PROVIDED DATA:
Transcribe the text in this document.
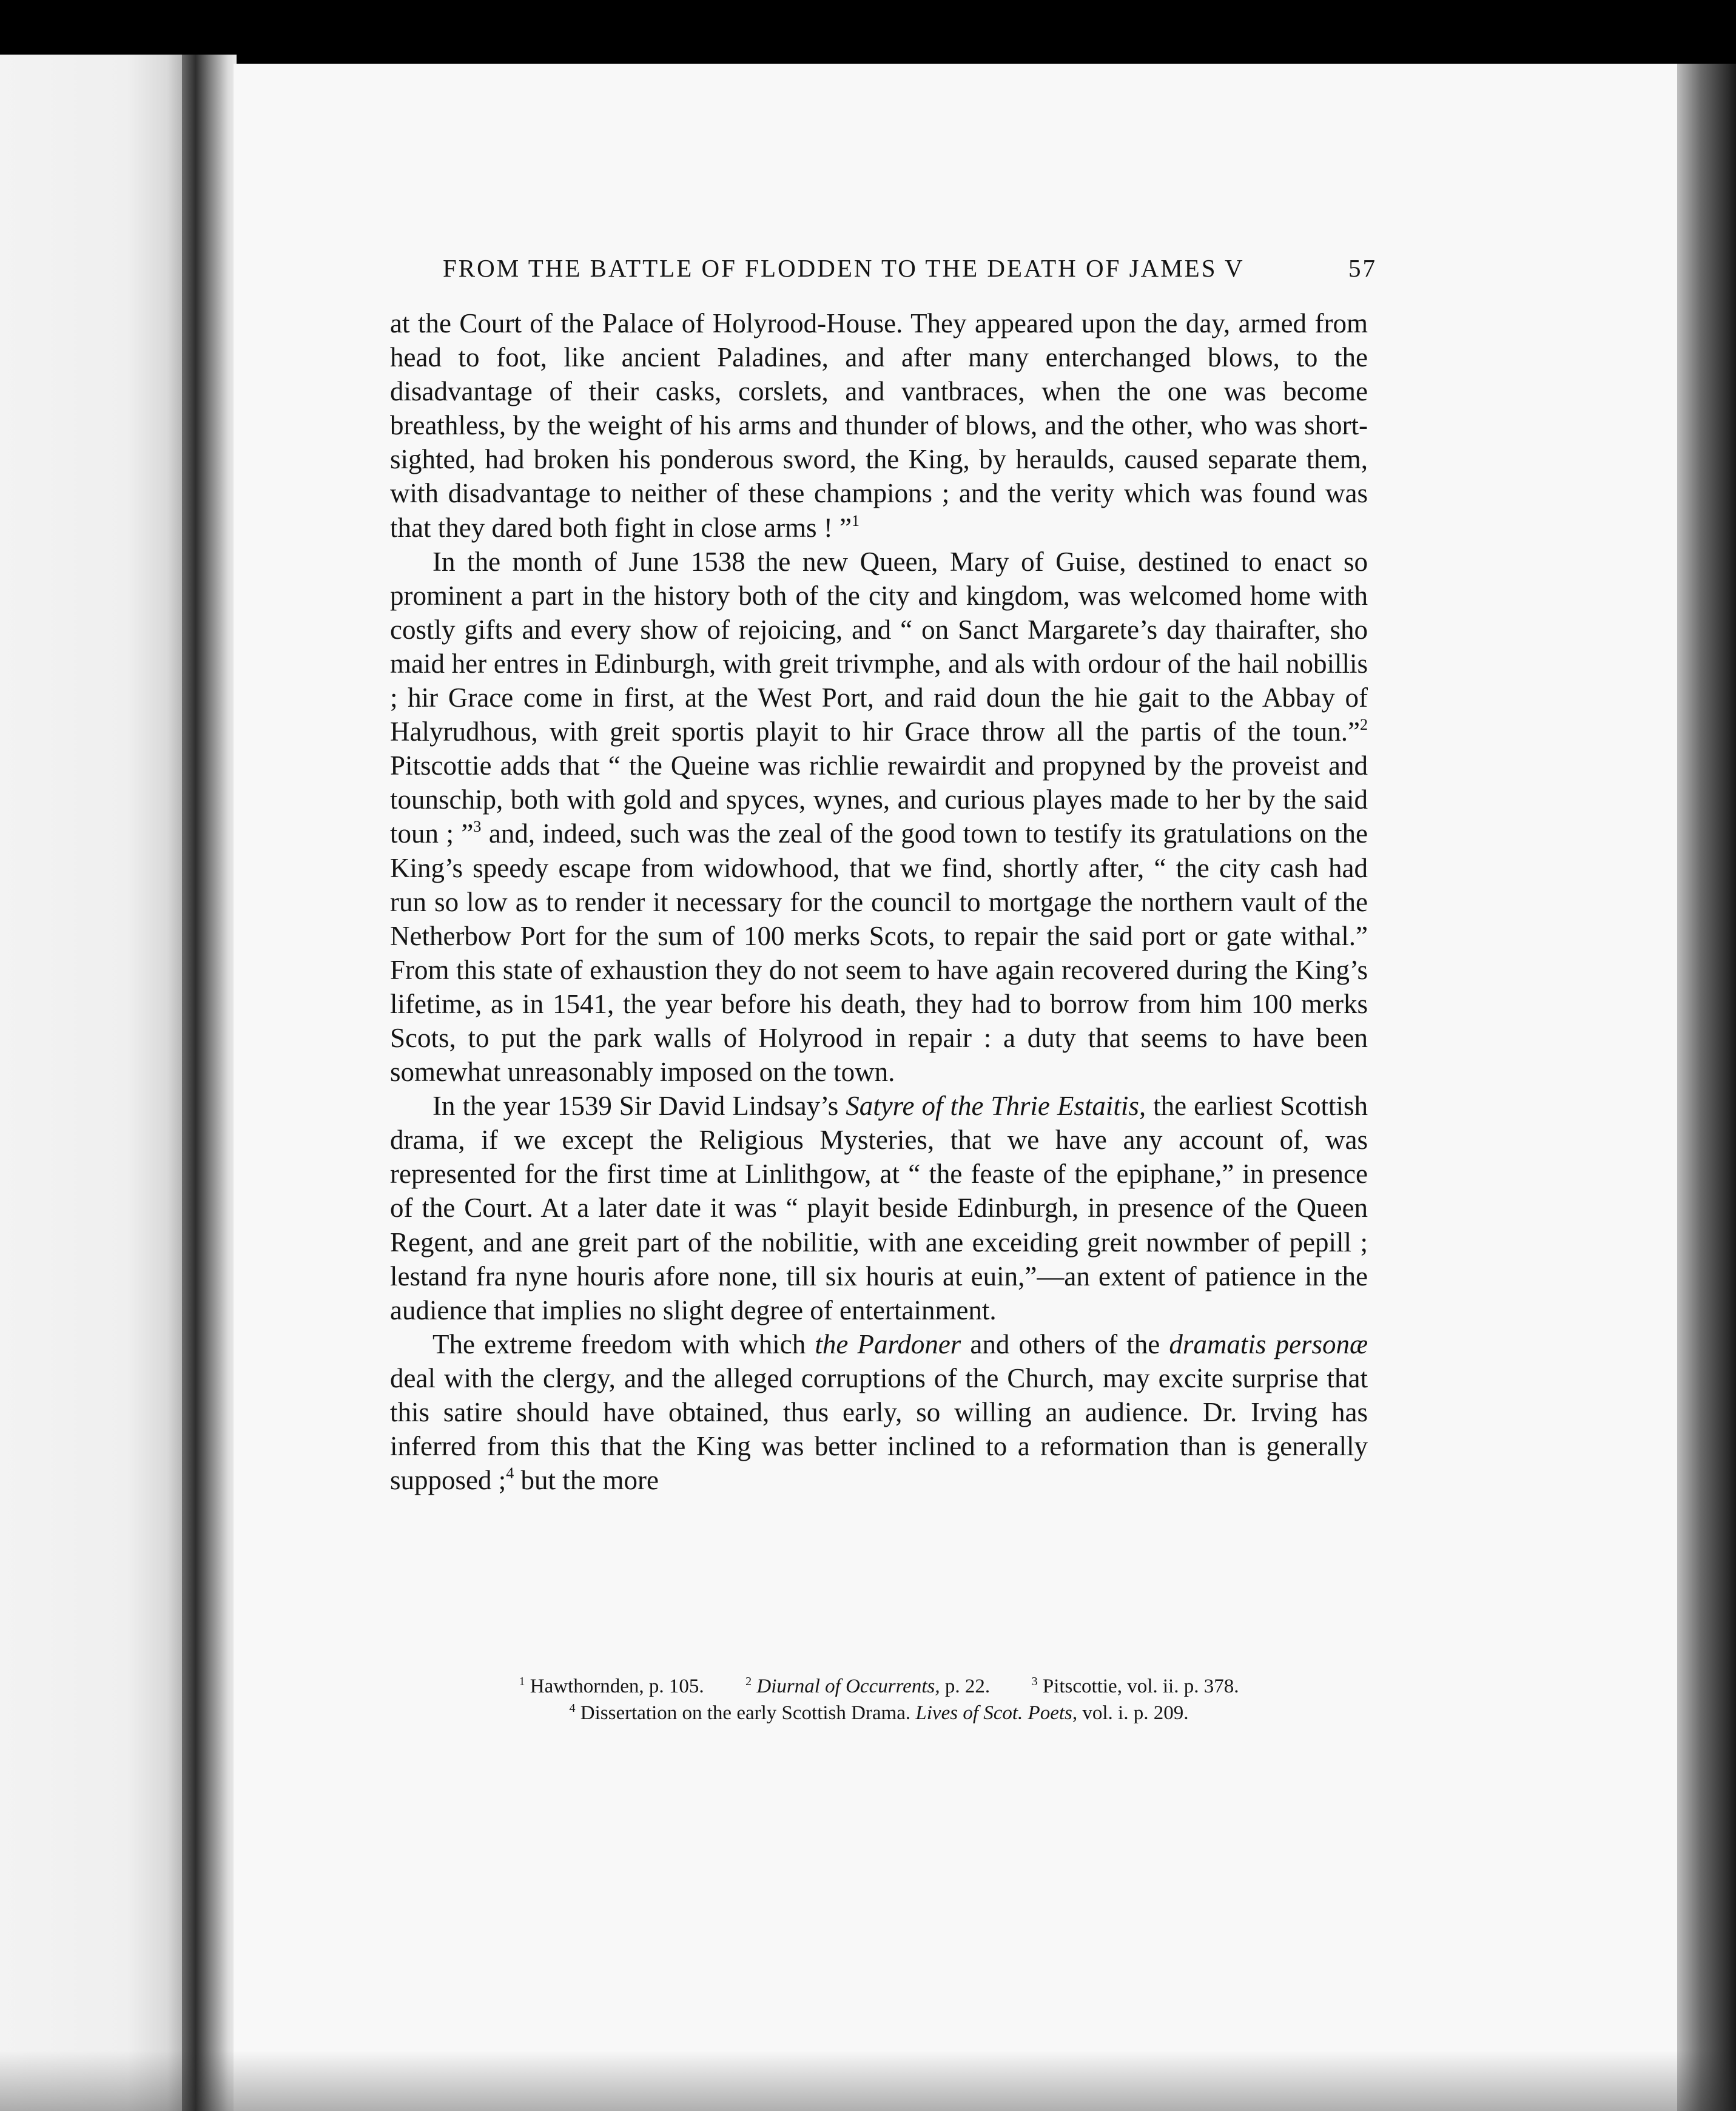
FROM THE BATTLE OF FLODDEN TO THE DEATH OF JAMES V	57

at the Court of the Palace of Holyrood-House. They appeared upon the day, armed from head to foot, like ancient Paladines, and after many enterchanged blows, to the disadvantage of their casks, corslets, and vantbraces, when the one was become breathless, by the weight of his arms and thunder of blows, and the other, who was short-sighted, had broken his ponderous sword, the King, by heraulds, caused separate them, with disadvantage to neither of these champions ; and the verity which was found was that they dared both fight in close arms ! ”$^1$

In the month of June 1538 the new Queen, Mary of Guise, destined to enact so prominent a part in the history both of the city and kingdom, was welcomed home with costly gifts and every show of rejoicing, and “ on Sanct Margarete’s day thairafter, sho maid her entres in Edinburgh, with greit trivmphe, and als with ordour of the hail nobillis ; hir Grace come in first, at the West Port, and raid doun the hie gait to the Abbay of Halyrudhous, with greit sportis playit to hir Grace throw all the partis of the toun.”$^2$ Pitscottie adds that “ the Queine was richlie rewairdit and propyned by the proveist and tounschip, both with gold and spyces, wynes, and curious playes made to her by the said toun ; ”$^3$ and, indeed, such was the zeal of the good town to testify its gratulations on the King’s speedy escape from widowhood, that we find, shortly after, “ the city cash had run so low as to render it necessary for the council to mortgage the northern vault of the Netherbow Port for the sum of 100 merks Scots, to repair the said port or gate withal.” From this state of exhaustion they do not seem to have again recovered during the King’s lifetime, as in 1541, the year before his death, they had to borrow from him 100 merks Scots, to put the park walls of Holyrood in repair : a duty that seems to have been somewhat unreasonably imposed on the town.

In the year 1539 Sir David Lindsay’s Satyre of the Thrie Estaitis, the earliest Scottish drama, if we except the Religious Mysteries, that we have any account of, was represented for the first time at Linlithgow, at “ the feaste of the epiphane,” in presence of the Court. At a later date it was “ playit beside Edinburgh, in presence of the Queen Regent, and ane greit part of the nobilitie, with ane exceiding greit nowmber of pepill ; lestand fra nyne houris afore none, till six houris at euin,”—an extent of patience in the audience that implies no slight degree of entertainment.

The extreme freedom with which the Pardoner and others of the dramatis personæ deal with the clergy, and the alleged corruptions of the Church, may excite surprise that this satire should have obtained, thus early, so willing an audience. Dr. Irving has inferred from this that the King was better inclined to a reformation than is generally supposed ;$^4$ but the more

$^1$ Hawthornden, p. 105.	$^2$ Diurnal of Occurrents, p. 22.	$^3$ Pitscottie, vol. ii. p. 378.
$^4$ Dissertation on the early Scottish Drama. Lives of Scot. Poets, vol. i. p. 209.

EXERCISE AIM: Your task is to transcribe all of the records precisely, with no images included.

ANSWER TO THIS TASK:
Transcribe the text in this document.
FROM THE BATTLE OF FLODDEN TO THE DEATH OF JAMES V	57

at the Court of the Palace of Holyrood-House. They appeared upon the day, armed from head to foot, like ancient Paladines, and after many enterchanged blows, to the disadvantage of their casks, corslets, and vantbraces, when the one was become breathless, by the weight of his arms and thunder of blows, and the other, who was short-sighted, had broken his ponderous sword, the King, by heraulds, caused separate them, with disadvantage to neither of these champions ; and the verity which was found was that they dared both fight in close arms ! ”$^1$

In the month of June 1538 the new Queen, Mary of Guise, destined to enact so prominent a part in the history both of the city and kingdom, was welcomed home with costly gifts and every show of rejoicing, and “ on Sanct Margarete’s day thairafter, sho maid her entres in Edinburgh, with greit trivmphe, and als with ordour of the hail nobillis ; hir Grace come in first, at the West Port, and raid doun the hie gait to the Abbay of Halyrudhous, with greit sportis playit to hir Grace throw all the partis of the toun.”$^2$ Pitscottie adds that “ the Queine was richlie rewairdit and propyned by the proveist and tounschip, both with gold and spyces, wynes, and curious playes made to her by the said toun ; ”$^3$ and, indeed, such was the zeal of the good town to testify its gratulations on the King’s speedy escape from widowhood, that we find, shortly after, “ the city cash had run so low as to render it necessary for the council to mortgage the northern vault of the Netherbow Port for the sum of 100 merks Scots, to repair the said port or gate withal.” From this state of exhaustion they do not seem to have again recovered during the King’s lifetime, as in 1541, the year before his death, they had to borrow from him 100 merks Scots, to put the park walls of Holyrood in repair : a duty that seems to have been somewhat unreasonably imposed on the town.

In the year 1539 Sir David Lindsay’s Satyre of the Thrie Estaitis, the earliest Scottish drama, if we except the Religious Mysteries, that we have any account of, was represented for the first time at Linlithgow, at “ the feaste of the epiphane,” in presence of the Court. At a later date it was “ playit beside Edinburgh, in presence of the Queen Regent, and ane greit part of the nobilitie, with ane exceiding greit nowmber of pepill ; lestand fra nyne houris afore none, till six houris at euin,”—an extent of patience in the audience that implies no slight degree of entertainment.

The extreme freedom with which the Pardoner and others of the dramatis personæ deal with the clergy, and the alleged corruptions of the Church, may excite surprise that this satire should have obtained, thus early, so willing an audience. Dr. Irving has inferred from this that the King was better inclined to a reformation than is generally supposed ;$^4$ but the more

$^1$ Hawthornden, p. 105.	$^2$ Diurnal of Occurrents, p. 22.	$^3$ Pitscottie, vol. ii. p. 378.
$^4$ Dissertation on the early Scottish Drama. Lives of Scot. Poets, vol. i. p. 209.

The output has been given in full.